| Written problem |
Every record must be repeated exactly, with no omission.
--
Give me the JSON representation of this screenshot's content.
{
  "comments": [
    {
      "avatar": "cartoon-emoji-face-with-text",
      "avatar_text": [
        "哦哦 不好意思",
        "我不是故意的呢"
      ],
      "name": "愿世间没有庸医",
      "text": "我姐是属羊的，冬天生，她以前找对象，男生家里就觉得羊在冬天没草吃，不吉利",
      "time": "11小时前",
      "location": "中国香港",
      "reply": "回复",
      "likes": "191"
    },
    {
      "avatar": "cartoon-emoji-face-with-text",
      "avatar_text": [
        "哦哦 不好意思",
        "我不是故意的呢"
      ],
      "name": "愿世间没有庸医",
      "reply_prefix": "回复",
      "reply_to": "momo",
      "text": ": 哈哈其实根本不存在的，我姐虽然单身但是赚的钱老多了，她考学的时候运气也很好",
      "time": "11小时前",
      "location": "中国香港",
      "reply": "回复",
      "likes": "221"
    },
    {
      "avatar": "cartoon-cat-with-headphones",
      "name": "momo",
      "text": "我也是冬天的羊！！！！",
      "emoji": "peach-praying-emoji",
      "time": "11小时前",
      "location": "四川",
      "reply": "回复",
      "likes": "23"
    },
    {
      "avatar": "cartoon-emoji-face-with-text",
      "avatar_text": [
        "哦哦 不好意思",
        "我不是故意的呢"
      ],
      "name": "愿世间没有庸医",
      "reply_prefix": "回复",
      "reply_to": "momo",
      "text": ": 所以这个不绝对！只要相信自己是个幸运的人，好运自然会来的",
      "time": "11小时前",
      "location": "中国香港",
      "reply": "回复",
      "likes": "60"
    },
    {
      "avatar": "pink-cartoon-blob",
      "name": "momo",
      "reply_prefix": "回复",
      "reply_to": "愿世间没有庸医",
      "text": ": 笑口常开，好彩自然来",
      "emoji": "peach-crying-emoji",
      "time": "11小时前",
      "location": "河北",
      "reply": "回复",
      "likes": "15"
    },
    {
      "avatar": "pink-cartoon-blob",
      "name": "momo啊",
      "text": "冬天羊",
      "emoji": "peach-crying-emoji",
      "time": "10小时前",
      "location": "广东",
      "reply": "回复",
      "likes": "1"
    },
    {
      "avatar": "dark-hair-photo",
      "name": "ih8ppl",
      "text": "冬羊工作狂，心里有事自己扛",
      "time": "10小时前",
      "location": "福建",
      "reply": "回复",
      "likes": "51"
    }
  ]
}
--
| Expected answer |
Give me the JSON representation of this screenshot's content.
{
  "comments": [
    {
      "avatar": "cartoon-emoji-face-with-text",
      "avatar_text": [
        "哦哦 不好意思",
        "我不是故意的呢"
      ],
      "name": "愿世间没有庸医",
      "text": "我姐是属羊的，冬天生，她以前找对象，男生家里就觉得羊在冬天没草吃，不吉利",
      "time": "11小时前",
      "location": "中国香港",
      "reply": "回复",
      "likes": "191"
    },
    {
      "avatar": "cartoon-emoji-face-with-text",
      "avatar_text": [
        "哦哦 不好意思",
        "我不是故意的呢"
      ],
      "name": "愿世间没有庸医",
      "reply_prefix": "回复",
      "reply_to": "momo",
      "text": ": 哈哈其实根本不存在的，我姐虽然单身但是赚的钱老多了，她考学的时候运气也很好",
      "time": "11小时前",
      "location": "中国香港",
      "reply": "回复",
      "likes": "221"
    },
    {
      "avatar": "cartoon-cat-with-headphones",
      "name": "momo",
      "text": "我也是冬天的羊！！！！",
      "emoji": "peach-praying-emoji",
      "time": "11小时前",
      "location": "四川",
      "reply": "回复",
      "likes": "23"
    },
    {
      "avatar": "cartoon-emoji-face-with-text",
      "avatar_text": [
        "哦哦 不好意思",
        "我不是故意的呢"
      ],
      "name": "愿世间没有庸医",
      "reply_prefix": "回复",
      "reply_to": "momo",
      "text": ": 所以这个不绝对！只要相信自己是个幸运的人，好运自然会来的",
      "time": "11小时前",
      "location": "中国香港",
      "reply": "回复",
      "likes": "60"
    },
    {
      "avatar": "pink-cartoon-blob",
      "name": "momo",
      "reply_prefix": "回复",
      "reply_to": "愿世间没有庸医",
      "text": ": 笑口常开，好彩自然来",
      "emoji": "peach-crying-emoji",
      "time": "11小时前",
      "location": "河北",
      "reply": "回复",
      "likes": "15"
    },
    {
      "avatar": "pink-cartoon-blob",
      "name": "momo啊",
      "text": "冬天羊",
      "emoji": "peach-crying-emoji",
      "time": "10小时前",
      "location": "广东",
      "reply": "回复",
      "likes": "1"
    },
    {
      "avatar": "dark-hair-photo",
      "name": "ih8ppl",
      "text": "冬羊工作狂，心里有事自己扛",
      "time": "10小时前",
      "location": "福建",
      "reply": "回复",
      "likes": "51"
    }
  ]
}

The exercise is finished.